Saved data entries:
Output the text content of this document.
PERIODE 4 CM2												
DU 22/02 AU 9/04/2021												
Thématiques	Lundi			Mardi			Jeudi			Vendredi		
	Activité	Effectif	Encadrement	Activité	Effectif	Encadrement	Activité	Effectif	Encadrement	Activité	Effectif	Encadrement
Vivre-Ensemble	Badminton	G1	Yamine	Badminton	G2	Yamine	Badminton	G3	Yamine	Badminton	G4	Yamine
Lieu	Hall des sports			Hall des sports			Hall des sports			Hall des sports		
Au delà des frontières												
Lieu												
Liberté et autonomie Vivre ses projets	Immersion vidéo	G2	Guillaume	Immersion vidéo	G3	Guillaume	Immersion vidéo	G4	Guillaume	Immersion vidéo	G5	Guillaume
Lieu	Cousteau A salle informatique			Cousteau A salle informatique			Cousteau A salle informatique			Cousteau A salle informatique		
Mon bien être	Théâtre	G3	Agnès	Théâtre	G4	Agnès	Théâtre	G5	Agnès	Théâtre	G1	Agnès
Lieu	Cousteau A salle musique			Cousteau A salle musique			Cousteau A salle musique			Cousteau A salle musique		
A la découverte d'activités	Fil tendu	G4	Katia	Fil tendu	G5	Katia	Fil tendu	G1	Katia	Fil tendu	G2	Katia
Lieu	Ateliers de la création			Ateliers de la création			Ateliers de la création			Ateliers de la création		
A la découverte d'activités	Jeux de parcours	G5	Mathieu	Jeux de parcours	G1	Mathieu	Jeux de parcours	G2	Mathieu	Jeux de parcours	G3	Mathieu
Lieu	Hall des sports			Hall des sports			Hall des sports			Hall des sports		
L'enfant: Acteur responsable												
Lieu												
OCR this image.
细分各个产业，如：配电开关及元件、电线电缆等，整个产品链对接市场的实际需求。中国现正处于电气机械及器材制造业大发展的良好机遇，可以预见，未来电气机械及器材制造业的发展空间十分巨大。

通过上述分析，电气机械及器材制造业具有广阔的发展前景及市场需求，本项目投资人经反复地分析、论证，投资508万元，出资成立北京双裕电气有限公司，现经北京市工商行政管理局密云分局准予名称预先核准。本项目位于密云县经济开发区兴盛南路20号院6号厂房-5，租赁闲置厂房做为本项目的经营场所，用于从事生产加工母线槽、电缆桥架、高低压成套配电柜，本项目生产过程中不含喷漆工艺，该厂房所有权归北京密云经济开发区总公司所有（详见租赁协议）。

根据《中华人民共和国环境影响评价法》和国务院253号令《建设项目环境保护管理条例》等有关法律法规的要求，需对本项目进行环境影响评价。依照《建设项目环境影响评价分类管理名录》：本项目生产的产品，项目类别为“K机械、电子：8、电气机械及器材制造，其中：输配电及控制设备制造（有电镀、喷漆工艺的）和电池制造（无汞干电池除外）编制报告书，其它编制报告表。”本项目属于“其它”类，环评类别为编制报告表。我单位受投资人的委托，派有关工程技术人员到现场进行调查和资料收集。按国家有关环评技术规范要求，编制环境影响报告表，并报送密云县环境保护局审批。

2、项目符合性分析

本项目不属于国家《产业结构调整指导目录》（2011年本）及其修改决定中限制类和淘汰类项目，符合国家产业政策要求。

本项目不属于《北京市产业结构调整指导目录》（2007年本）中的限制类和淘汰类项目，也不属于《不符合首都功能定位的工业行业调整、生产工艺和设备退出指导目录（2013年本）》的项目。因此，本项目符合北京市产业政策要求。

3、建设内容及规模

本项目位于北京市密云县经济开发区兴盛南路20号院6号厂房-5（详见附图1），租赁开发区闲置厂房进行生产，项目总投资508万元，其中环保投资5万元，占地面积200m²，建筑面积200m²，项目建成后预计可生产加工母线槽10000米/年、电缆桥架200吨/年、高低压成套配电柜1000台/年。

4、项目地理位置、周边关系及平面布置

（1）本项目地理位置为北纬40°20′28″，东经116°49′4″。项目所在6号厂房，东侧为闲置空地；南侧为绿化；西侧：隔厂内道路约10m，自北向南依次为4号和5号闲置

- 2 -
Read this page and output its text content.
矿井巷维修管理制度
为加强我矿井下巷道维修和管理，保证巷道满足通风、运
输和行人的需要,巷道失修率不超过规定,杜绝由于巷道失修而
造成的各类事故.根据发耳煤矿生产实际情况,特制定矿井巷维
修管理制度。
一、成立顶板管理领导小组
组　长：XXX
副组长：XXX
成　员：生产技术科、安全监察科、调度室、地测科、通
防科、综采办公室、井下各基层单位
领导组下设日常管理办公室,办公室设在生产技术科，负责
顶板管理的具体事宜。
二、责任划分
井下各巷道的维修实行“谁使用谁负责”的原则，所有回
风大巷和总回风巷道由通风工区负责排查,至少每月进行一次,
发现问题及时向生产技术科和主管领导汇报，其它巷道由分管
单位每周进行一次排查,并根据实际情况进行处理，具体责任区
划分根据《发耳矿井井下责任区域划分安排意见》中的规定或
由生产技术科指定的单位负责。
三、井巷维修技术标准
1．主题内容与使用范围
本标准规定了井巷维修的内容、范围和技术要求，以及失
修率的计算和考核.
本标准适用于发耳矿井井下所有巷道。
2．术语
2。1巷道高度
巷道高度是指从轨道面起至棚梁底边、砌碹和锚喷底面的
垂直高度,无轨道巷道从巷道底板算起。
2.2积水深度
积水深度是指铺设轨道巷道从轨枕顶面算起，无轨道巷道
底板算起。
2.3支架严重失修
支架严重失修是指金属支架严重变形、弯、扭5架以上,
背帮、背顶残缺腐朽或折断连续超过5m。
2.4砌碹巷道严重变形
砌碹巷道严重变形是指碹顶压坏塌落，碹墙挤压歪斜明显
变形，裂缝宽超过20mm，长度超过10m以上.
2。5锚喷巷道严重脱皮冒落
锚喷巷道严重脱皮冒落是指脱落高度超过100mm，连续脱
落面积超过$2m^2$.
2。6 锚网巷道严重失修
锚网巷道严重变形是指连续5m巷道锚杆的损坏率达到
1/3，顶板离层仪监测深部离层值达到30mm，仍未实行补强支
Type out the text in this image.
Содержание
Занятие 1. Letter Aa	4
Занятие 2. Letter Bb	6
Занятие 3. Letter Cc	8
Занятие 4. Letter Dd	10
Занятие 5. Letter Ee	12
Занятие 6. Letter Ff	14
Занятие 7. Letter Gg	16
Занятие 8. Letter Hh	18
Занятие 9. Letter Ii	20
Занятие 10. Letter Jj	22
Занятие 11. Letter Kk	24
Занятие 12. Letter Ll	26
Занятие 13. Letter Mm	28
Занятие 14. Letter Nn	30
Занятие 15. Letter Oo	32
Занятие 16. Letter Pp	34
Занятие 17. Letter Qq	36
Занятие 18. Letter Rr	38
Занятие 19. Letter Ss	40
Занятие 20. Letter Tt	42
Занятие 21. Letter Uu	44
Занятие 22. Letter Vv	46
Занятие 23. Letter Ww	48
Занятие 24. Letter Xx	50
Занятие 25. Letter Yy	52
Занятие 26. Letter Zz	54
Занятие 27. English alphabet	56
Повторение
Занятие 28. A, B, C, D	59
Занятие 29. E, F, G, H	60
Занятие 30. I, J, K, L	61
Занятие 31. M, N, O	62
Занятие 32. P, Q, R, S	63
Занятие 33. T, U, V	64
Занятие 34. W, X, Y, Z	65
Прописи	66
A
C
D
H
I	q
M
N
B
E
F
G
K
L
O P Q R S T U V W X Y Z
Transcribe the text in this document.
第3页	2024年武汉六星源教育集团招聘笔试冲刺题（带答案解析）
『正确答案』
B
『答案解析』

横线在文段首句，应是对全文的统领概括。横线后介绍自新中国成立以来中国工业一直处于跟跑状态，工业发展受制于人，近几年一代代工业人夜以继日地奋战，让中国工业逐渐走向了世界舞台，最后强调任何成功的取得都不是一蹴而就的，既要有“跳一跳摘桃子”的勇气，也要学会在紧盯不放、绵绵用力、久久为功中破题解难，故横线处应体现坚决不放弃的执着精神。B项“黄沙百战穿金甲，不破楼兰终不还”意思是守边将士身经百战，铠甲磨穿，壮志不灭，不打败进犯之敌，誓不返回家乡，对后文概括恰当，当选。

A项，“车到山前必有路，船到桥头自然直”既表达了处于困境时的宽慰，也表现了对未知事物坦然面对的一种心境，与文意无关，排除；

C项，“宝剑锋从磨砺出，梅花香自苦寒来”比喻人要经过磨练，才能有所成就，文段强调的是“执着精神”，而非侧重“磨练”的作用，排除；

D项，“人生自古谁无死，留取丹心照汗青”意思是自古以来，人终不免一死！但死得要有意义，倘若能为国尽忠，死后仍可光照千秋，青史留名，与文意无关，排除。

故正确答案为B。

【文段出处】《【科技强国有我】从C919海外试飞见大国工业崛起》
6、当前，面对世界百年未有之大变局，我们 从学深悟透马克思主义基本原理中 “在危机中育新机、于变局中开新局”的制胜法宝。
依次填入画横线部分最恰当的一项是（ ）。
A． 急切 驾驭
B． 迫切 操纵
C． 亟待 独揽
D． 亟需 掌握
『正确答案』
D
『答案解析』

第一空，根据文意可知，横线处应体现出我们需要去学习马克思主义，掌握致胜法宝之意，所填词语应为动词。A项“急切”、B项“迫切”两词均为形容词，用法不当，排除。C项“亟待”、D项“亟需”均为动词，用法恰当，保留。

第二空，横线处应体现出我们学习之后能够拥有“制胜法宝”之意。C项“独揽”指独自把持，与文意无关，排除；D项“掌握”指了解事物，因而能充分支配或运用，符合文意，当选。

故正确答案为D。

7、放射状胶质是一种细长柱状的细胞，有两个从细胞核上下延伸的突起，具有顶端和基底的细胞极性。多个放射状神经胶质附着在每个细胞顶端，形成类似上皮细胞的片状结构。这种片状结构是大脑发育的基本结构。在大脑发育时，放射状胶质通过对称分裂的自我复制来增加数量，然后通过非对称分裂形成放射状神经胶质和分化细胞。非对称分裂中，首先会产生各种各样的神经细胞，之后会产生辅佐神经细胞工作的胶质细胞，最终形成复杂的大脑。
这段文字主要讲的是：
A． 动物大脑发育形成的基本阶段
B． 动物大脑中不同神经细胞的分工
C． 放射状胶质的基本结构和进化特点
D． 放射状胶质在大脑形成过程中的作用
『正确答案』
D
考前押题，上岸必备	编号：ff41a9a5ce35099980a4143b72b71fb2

* **EXERCISE DESCRIPTION**
Begin with the line containing "Transcribe the text in this document." and repeat each line exactly until the records above end.

* **EXERCISE RESPONSE**
Transcribe the text in this document.
第3页	2024年武汉六星源教育集团招聘笔试冲刺题（带答案解析）
『正确答案』
B
『答案解析』

横线在文段首句，应是对全文的统领概括。横线后介绍自新中国成立以来中国工业一直处于跟跑状态，工业发展受制于人，近几年一代代工业人夜以继日地奋战，让中国工业逐渐走向了世界舞台，最后强调任何成功的取得都不是一蹴而就的，既要有“跳一跳摘桃子”的勇气，也要学会在紧盯不放、绵绵用力、久久为功中破题解难，故横线处应体现坚决不放弃的执着精神。B项“黄沙百战穿金甲，不破楼兰终不还”意思是守边将士身经百战，铠甲磨穿，壮志不灭，不打败进犯之敌，誓不返回家乡，对后文概括恰当，当选。

A项，“车到山前必有路，船到桥头自然直”既表达了处于困境时的宽慰，也表现了对未知事物坦然面对的一种心境，与文意无关，排除；

C项，“宝剑锋从磨砺出，梅花香自苦寒来”比喻人要经过磨练，才能有所成就，文段强调的是“执着精神”，而非侧重“磨练”的作用，排除；

D项，“人生自古谁无死，留取丹心照汗青”意思是自古以来，人终不免一死！但死得要有意义，倘若能为国尽忠，死后仍可光照千秋，青史留名，与文意无关，排除。

故正确答案为B。

【文段出处】《【科技强国有我】从C919海外试飞见大国工业崛起》
6、当前，面对世界百年未有之大变局，我们 从学深悟透马克思主义基本原理中 “在危机中育新机、于变局中开新局”的制胜法宝。
依次填入画横线部分最恰当的一项是（ ）。
A． 急切 驾驭
B． 迫切 操纵
C． 亟待 独揽
D． 亟需 掌握
『正确答案』
D
『答案解析』

第一空，根据文意可知，横线处应体现出我们需要去学习马克思主义，掌握致胜法宝之意，所填词语应为动词。A项“急切”、B项“迫切”两词均为形容词，用法不当，排除。C项“亟待”、D项“亟需”均为动词，用法恰当，保留。

第二空，横线处应体现出我们学习之后能够拥有“制胜法宝”之意。C项“独揽”指独自把持，与文意无关，排除；D项“掌握”指了解事物，因而能充分支配或运用，符合文意，当选。

故正确答案为D。

7、放射状胶质是一种细长柱状的细胞，有两个从细胞核上下延伸的突起，具有顶端和基底的细胞极性。多个放射状神经胶质附着在每个细胞顶端，形成类似上皮细胞的片状结构。这种片状结构是大脑发育的基本结构。在大脑发育时，放射状胶质通过对称分裂的自我复制来增加数量，然后通过非对称分裂形成放射状神经胶质和分化细胞。非对称分裂中，首先会产生各种各样的神经细胞，之后会产生辅佐神经细胞工作的胶质细胞，最终形成复杂的大脑。
这段文字主要讲的是：
A． 动物大脑发育形成的基本阶段
B． 动物大脑中不同神经细胞的分工
C． 放射状胶质的基本结构和进化特点
D． 放射状胶质在大脑形成过程中的作用
『正确答案』
D
考前押题，上岸必备	编号：ff41a9a5ce35099980a4143b72b71fb2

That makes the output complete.